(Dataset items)
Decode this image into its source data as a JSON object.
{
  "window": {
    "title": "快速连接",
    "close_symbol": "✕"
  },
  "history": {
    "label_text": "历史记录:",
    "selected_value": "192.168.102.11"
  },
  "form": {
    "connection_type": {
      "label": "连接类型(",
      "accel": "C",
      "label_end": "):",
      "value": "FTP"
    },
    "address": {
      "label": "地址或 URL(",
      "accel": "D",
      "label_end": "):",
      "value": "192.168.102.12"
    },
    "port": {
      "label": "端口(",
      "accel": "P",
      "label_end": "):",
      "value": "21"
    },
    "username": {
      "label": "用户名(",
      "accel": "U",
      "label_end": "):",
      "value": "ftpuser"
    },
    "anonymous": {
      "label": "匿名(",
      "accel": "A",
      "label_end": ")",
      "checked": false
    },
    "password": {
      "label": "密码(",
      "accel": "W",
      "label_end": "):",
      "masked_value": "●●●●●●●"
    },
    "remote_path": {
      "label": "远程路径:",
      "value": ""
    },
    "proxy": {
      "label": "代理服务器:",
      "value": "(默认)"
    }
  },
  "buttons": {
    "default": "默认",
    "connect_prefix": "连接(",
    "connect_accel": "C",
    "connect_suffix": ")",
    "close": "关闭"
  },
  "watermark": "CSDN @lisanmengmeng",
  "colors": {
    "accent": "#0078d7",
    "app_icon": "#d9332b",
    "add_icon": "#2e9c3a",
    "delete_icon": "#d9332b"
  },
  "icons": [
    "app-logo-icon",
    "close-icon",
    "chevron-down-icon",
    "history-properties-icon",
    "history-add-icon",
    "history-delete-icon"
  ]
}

Written exercise →
Collect each line holding the string "history".

The answer →
  "history": {
    "history-properties-icon",
    "history-add-icon",
    "history-delete-icon"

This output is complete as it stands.